━━━ Entries shown ━━━

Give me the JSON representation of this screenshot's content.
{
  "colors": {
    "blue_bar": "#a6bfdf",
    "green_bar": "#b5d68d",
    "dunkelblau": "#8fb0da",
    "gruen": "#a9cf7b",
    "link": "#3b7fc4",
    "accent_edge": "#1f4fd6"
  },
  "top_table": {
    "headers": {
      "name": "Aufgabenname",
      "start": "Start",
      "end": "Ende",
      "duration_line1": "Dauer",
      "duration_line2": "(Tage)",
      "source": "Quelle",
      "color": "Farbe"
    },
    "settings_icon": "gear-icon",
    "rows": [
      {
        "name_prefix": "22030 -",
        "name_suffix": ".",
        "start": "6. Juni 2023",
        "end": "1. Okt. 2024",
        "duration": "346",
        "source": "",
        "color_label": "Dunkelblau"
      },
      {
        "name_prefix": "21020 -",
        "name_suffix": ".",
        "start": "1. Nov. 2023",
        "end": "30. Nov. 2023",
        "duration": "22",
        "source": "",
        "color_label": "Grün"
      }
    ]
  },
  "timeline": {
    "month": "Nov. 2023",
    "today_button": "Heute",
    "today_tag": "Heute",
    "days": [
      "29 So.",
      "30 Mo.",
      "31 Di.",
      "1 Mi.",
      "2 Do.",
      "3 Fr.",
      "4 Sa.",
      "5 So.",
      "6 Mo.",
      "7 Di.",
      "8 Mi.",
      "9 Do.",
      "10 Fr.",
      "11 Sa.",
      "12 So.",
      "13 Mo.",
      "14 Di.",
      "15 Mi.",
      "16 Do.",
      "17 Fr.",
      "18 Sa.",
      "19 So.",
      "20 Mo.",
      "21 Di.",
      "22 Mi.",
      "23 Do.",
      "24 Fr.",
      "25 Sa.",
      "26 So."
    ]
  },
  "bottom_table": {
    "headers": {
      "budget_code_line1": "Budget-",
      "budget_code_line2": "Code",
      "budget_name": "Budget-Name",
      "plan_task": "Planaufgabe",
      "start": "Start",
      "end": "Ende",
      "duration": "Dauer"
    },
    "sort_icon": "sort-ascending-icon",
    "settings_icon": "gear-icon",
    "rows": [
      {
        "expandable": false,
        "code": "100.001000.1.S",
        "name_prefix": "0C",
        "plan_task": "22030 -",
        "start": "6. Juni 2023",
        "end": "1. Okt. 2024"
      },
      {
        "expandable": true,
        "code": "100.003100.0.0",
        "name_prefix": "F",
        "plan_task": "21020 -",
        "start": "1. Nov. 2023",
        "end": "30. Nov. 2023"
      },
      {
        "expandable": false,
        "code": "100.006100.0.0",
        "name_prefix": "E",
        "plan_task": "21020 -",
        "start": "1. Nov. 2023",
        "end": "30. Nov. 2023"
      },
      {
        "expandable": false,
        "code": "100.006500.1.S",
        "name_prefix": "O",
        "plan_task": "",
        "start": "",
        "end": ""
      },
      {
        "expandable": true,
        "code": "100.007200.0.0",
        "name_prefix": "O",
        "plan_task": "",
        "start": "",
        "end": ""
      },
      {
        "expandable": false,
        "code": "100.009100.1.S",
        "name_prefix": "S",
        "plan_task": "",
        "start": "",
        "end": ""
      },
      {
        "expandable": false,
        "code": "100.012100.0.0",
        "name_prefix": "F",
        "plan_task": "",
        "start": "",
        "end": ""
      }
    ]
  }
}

━━━

== Your objective ==
Transcribe all of the material exactly. Omit nothing.

== Exercise response ==
Give me the JSON representation of this screenshot's content.
{
  "colors": {
    "blue_bar": "#a6bfdf",
    "green_bar": "#b5d68d",
    "dunkelblau": "#8fb0da",
    "gruen": "#a9cf7b",
    "link": "#3b7fc4",
    "accent_edge": "#1f4fd6"
  },
  "top_table": {
    "headers": {
      "name": "Aufgabenname",
      "start": "Start",
      "end": "Ende",
      "duration_line1": "Dauer",
      "duration_line2": "(Tage)",
      "source": "Quelle",
      "color": "Farbe"
    },
    "settings_icon": "gear-icon",
    "rows": [
      {
        "name_prefix": "22030 -",
        "name_suffix": ".",
        "start": "6. Juni 2023",
        "end": "1. Okt. 2024",
        "duration": "346",
        "source": "",
        "color_label": "Dunkelblau"
      },
      {
        "name_prefix": "21020 -",
        "name_suffix": ".",
        "start": "1. Nov. 2023",
        "end": "30. Nov. 2023",
        "duration": "22",
        "source": "",
        "color_label": "Grün"
      }
    ]
  },
  "timeline": {
    "month": "Nov. 2023",
    "today_button": "Heute",
    "today_tag": "Heute",
    "days": [
      "29 So.",
      "30 Mo.",
      "31 Di.",
      "1 Mi.",
      "2 Do.",
      "3 Fr.",
      "4 Sa.",
      "5 So.",
      "6 Mo.",
      "7 Di.",
      "8 Mi.",
      "9 Do.",
      "10 Fr.",
      "11 Sa.",
      "12 So.",
      "13 Mo.",
      "14 Di.",
      "15 Mi.",
      "16 Do.",
      "17 Fr.",
      "18 Sa.",
      "19 So.",
      "20 Mo.",
      "21 Di.",
      "22 Mi.",
      "23 Do.",
      "24 Fr.",
      "25 Sa.",
      "26 So."
    ]
  },
  "bottom_table": {
    "headers": {
      "budget_code_line1": "Budget-",
      "budget_code_line2": "Code",
      "budget_name": "Budget-Name",
      "plan_task": "Planaufgabe",
      "start": "Start",
      "end": "Ende",
      "duration": "Dauer"
    },
    "sort_icon": "sort-ascending-icon",
    "settings_icon": "gear-icon",
    "rows": [
      {
        "expandable": false,
        "code": "100.001000.1.S",
        "name_prefix": "0C",
        "plan_task": "22030 -",
        "start": "6. Juni 2023",
        "end": "1. Okt. 2024"
      },
      {
        "expandable": true,
        "code": "100.003100.0.0",
        "name_prefix": "F",
        "plan_task": "21020 -",
        "start": "1. Nov. 2023",
        "end": "30. Nov. 2023"
      },
      {
        "expandable": false,
        "code": "100.006100.0.0",
        "name_prefix": "E",
        "plan_task": "21020 -",
        "start": "1. Nov. 2023",
        "end": "30. Nov. 2023"
      },
      {
        "expandable": false,
        "code": "100.006500.1.S",
        "name_prefix": "O",
        "plan_task": "",
        "start": "",
        "end": ""
      },
      {
        "expandable": true,
        "code": "100.007200.0.0",
        "name_prefix": "O",
        "plan_task": "",
        "start": "",
        "end": ""
      },
      {
        "expandable": false,
        "code": "100.009100.1.S",
        "name_prefix": "S",
        "plan_task": "",
        "start": "",
        "end": ""
      },
      {
        "expandable": false,
        "code": "100.012100.0.0",
        "name_prefix": "F",
        "plan_task": "",
        "start": "",
        "end": ""
      }
    ]
  }
}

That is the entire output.